------ Task material ------
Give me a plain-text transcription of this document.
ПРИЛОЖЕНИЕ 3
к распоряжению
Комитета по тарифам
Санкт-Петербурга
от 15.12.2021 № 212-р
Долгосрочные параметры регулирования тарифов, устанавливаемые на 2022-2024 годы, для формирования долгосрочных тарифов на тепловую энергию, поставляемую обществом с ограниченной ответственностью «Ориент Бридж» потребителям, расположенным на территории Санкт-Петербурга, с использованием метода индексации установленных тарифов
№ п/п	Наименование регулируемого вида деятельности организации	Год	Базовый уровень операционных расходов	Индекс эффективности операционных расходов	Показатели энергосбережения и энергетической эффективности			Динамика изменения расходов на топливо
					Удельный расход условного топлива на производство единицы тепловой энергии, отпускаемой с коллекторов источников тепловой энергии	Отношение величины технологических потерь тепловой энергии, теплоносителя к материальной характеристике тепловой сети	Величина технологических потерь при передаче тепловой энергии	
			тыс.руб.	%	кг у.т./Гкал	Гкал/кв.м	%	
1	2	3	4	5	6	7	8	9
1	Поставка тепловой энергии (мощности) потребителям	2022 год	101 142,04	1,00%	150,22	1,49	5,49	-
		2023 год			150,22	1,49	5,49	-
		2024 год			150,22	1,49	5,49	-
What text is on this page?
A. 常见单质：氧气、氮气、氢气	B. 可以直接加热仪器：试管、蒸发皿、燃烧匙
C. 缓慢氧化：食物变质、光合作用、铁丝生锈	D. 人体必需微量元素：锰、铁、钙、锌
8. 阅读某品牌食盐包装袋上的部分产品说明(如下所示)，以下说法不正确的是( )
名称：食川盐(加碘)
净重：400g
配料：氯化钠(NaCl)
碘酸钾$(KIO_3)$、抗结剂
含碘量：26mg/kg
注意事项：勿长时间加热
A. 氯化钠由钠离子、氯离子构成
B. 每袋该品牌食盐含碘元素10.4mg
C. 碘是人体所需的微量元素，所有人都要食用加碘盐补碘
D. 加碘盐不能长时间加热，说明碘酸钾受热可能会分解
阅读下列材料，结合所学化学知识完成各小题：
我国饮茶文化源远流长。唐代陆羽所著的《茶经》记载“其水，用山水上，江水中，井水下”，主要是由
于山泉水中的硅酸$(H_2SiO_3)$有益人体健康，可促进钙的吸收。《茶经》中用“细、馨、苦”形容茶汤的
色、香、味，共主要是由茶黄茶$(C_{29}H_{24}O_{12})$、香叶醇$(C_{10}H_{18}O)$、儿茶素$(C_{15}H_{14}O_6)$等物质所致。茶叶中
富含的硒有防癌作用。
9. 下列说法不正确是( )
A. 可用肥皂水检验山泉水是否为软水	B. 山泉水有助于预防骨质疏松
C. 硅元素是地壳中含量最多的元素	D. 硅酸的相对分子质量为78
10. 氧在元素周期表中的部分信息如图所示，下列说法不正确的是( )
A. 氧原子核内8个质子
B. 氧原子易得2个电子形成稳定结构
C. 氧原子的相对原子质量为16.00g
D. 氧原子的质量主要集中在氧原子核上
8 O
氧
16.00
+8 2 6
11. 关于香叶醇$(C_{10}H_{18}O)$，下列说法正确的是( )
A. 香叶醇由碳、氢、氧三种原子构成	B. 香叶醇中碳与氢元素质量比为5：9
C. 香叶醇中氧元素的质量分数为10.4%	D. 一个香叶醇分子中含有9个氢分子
------
» **Goal of the exercise**
Extract each entry in full, exactly as given.

» **Output for this exercise**
Give me a plain-text transcription of this document.
ПРИЛОЖЕНИЕ 3
к распоряжению
Комитета по тарифам
Санкт-Петербурга
от 15.12.2021 № 212-р
Долгосрочные параметры регулирования тарифов, устанавливаемые на 2022-2024 годы, для формирования долгосрочных тарифов на тепловую энергию, поставляемую обществом с ограниченной ответственностью «Ориент Бридж» потребителям, расположенным на территории Санкт-Петербурга, с использованием метода индексации установленных тарифов
№ п/п	Наименование регулируемого вида деятельности организации	Год	Базовый уровень операционных расходов	Индекс эффективности операционных расходов	Показатели энергосбережения и энергетической эффективности			Динамика изменения расходов на топливо
					Удельный расход условного топлива на производство единицы тепловой энергии, отпускаемой с коллекторов источников тепловой энергии	Отношение величины технологических потерь тепловой энергии, теплоносителя к материальной характеристике тепловой сети	Величина технологических потерь при передаче тепловой энергии	
			тыс.руб.	%	кг у.т./Гкал	Гкал/кв.м	%	
1	2	3	4	5	6	7	8	9
1	Поставка тепловой энергии (мощности) потребителям	2022 год	101 142,04	1,00%	150,22	1,49	5,49	-
		2023 год			150,22	1,49	5,49	-
		2024 год			150,22	1,49	5,49	-
What text is on this page?
A. 常见单质：氧气、氮气、氢气	B. 可以直接加热仪器：试管、蒸发皿、燃烧匙
C. 缓慢氧化：食物变质、光合作用、铁丝生锈	D. 人体必需微量元素：锰、铁、钙、锌
8. 阅读某品牌食盐包装袋上的部分产品说明(如下所示)，以下说法不正确的是( )
名称：食川盐(加碘)
净重：400g
配料：氯化钠(NaCl)
碘酸钾$(KIO_3)$、抗结剂
含碘量：26mg/kg
注意事项：勿长时间加热
A. 氯化钠由钠离子、氯离子构成
B. 每袋该品牌食盐含碘元素10.4mg
C. 碘是人体所需的微量元素，所有人都要食用加碘盐补碘
D. 加碘盐不能长时间加热，说明碘酸钾受热可能会分解
阅读下列材料，结合所学化学知识完成各小题：
我国饮茶文化源远流长。唐代陆羽所著的《茶经》记载“其水，用山水上，江水中，井水下”，主要是由
于山泉水中的硅酸$(H_2SiO_3)$有益人体健康，可促进钙的吸收。《茶经》中用“细、馨、苦”形容茶汤的
色、香、味，共主要是由茶黄茶$(C_{29}H_{24}O_{12})$、香叶醇$(C_{10}H_{18}O)$、儿茶素$(C_{15}H_{14}O_6)$等物质所致。茶叶中
富含的硒有防癌作用。
9. 下列说法不正确是( )
A. 可用肥皂水检验山泉水是否为软水	B. 山泉水有助于预防骨质疏松
C. 硅元素是地壳中含量最多的元素	D. 硅酸的相对分子质量为78
10. 氧在元素周期表中的部分信息如图所示，下列说法不正确的是( )
A. 氧原子核内8个质子
B. 氧原子易得2个电子形成稳定结构
C. 氧原子的相对原子质量为16.00g
D. 氧原子的质量主要集中在氧原子核上
8 O
氧
16.00
+8 2 6
11. 关于香叶醇$(C_{10}H_{18}O)$，下列说法正确的是( )
A. 香叶醇由碳、氢、氧三种原子构成	B. 香叶醇中碳与氢元素质量比为5：9
C. 香叶醇中氧元素的质量分数为10.4%	D. 一个香叶醇分子中含有9个氢分子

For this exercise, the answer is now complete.